* _Problem requirements_: Omit all images. Transcribe the rest of the material below exactly.

-- START OF Dataset extract --

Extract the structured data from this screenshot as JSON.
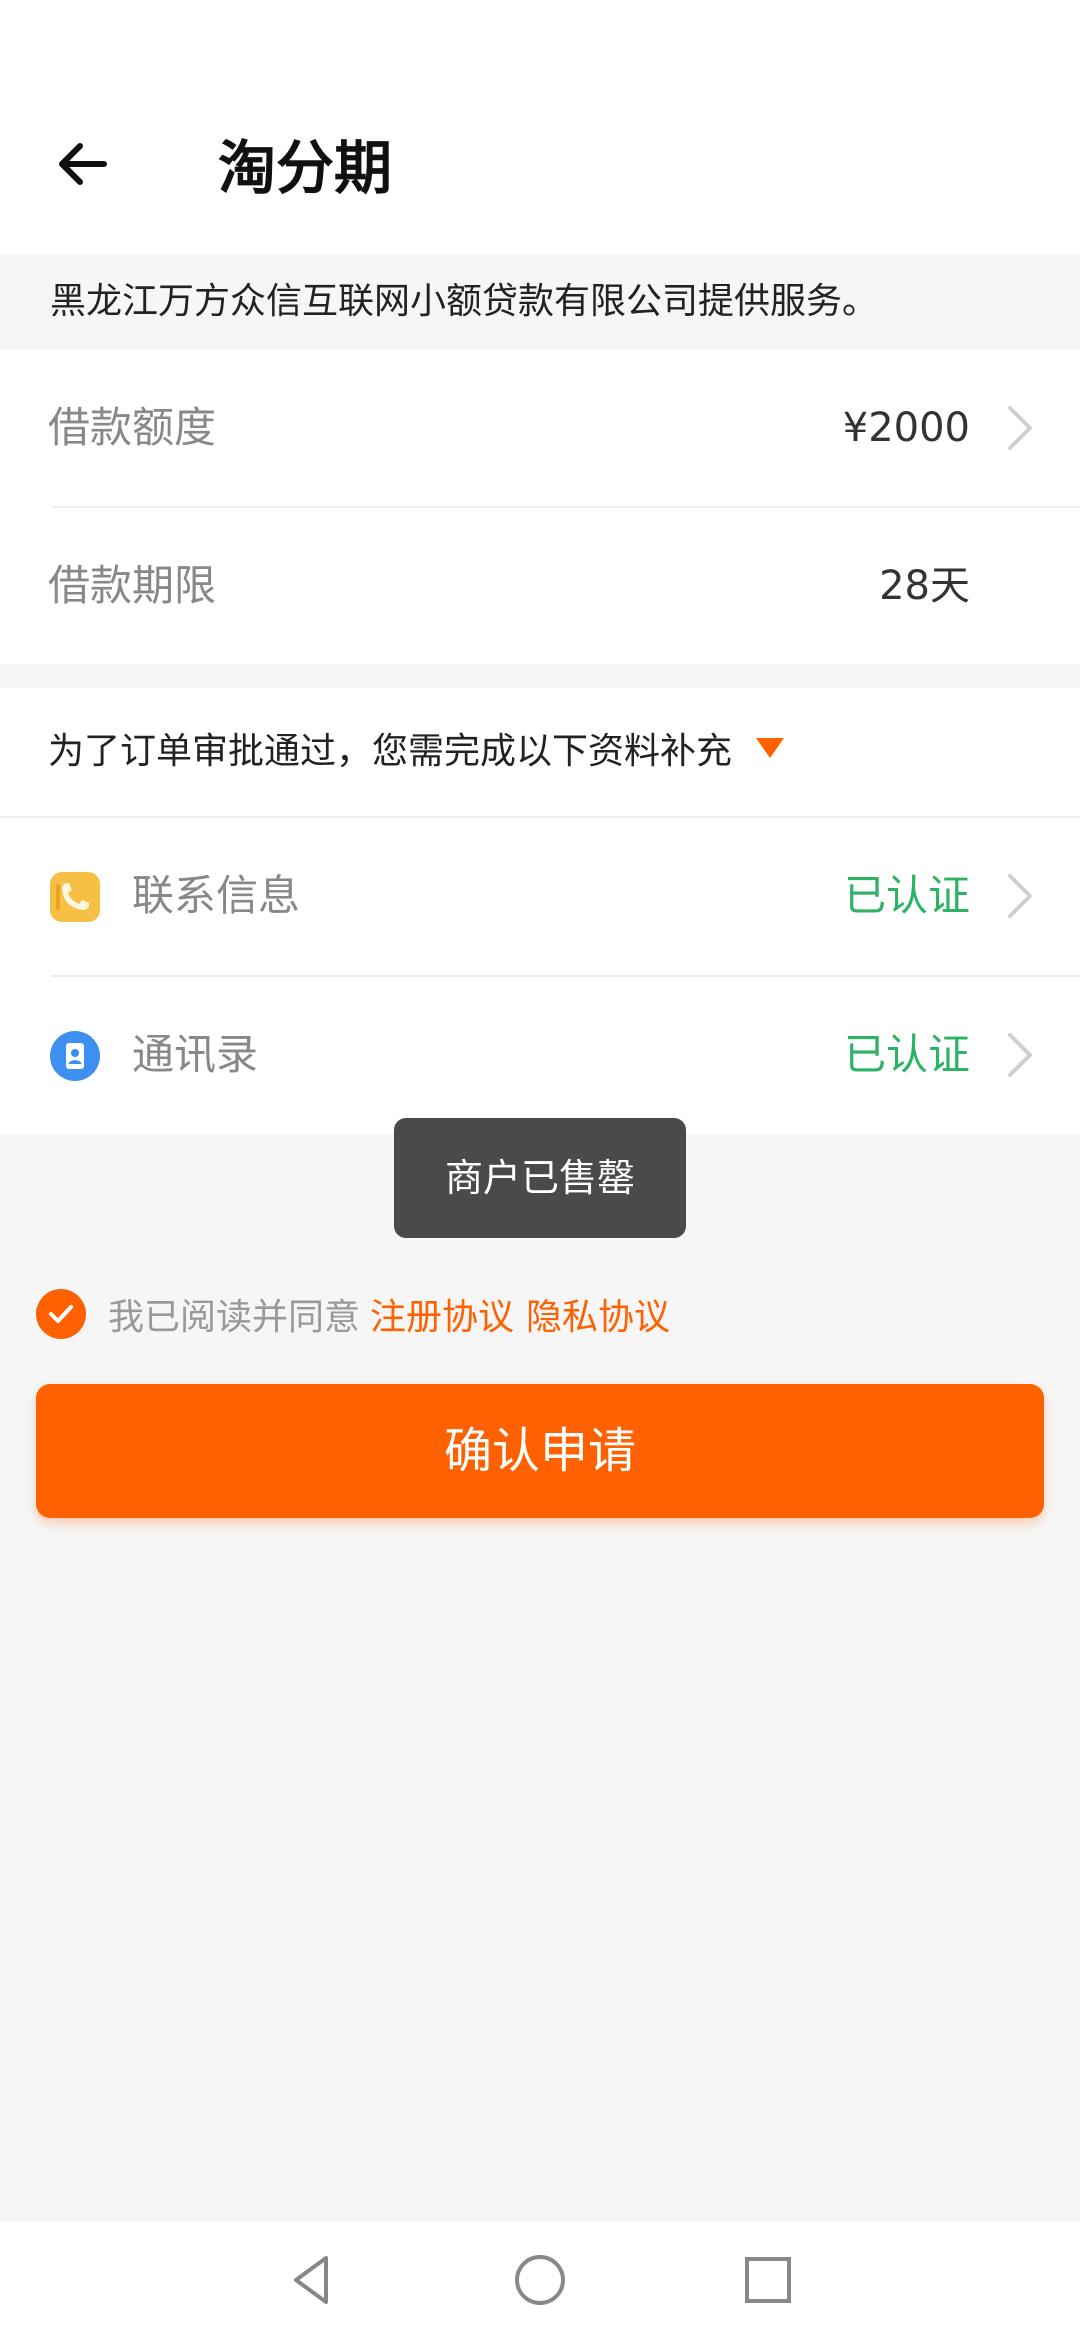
{
  "header": {
    "title": "淘分期"
  },
  "provider_notice": "黑龙江万方众信互联网小额贷款有限公司提供服务。",
  "loan": {
    "amount_label": "借款额度",
    "amount_value": "¥2000",
    "term_label": "借款期限",
    "term_value": "28天"
  },
  "supplement": {
    "header": "为了订单审批通过，您需完成以下资料补充",
    "items": [
      {
        "label": "联系信息",
        "status": "已认证",
        "icon": "phone-icon"
      },
      {
        "label": "通讯录",
        "status": "已认证",
        "icon": "contacts-icon"
      }
    ]
  },
  "toast": "商户已售罄",
  "agreement": {
    "prefix": "我已阅读并同意",
    "link1": "注册协议",
    "link2": "隐私协议",
    "checked": true
  },
  "confirm_label": "确认申请",
  "colors": {
    "accent": "#ff6100",
    "verified": "#2db364",
    "toast_bg": "#4a4a4a"
  },
  "nav_icons": [
    "back-triangle-icon",
    "home-circle-icon",
    "recents-square-icon"
  ]
}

-- END OF Dataset extract --

* _Response_:
Extract the structured data from this screenshot as JSON.
{
  "header": {
    "title": "淘分期"
  },
  "provider_notice": "黑龙江万方众信互联网小额贷款有限公司提供服务。",
  "loan": {
    "amount_label": "借款额度",
    "amount_value": "¥2000",
    "term_label": "借款期限",
    "term_value": "28天"
  },
  "supplement": {
    "header": "为了订单审批通过，您需完成以下资料补充",
    "items": [
      {
        "label": "联系信息",
        "status": "已认证",
        "icon": "phone-icon"
      },
      {
        "label": "通讯录",
        "status": "已认证",
        "icon": "contacts-icon"
      }
    ]
  },
  "toast": "商户已售罄",
  "agreement": {
    "prefix": "我已阅读并同意",
    "link1": "注册协议",
    "link2": "隐私协议",
    "checked": true
  },
  "confirm_label": "确认申请",
  "colors": {
    "accent": "#ff6100",
    "verified": "#2db364",
    "toast_bg": "#4a4a4a"
  },
  "nav_icons": [
    "back-triangle-icon",
    "home-circle-icon",
    "recents-square-icon"
  ]
}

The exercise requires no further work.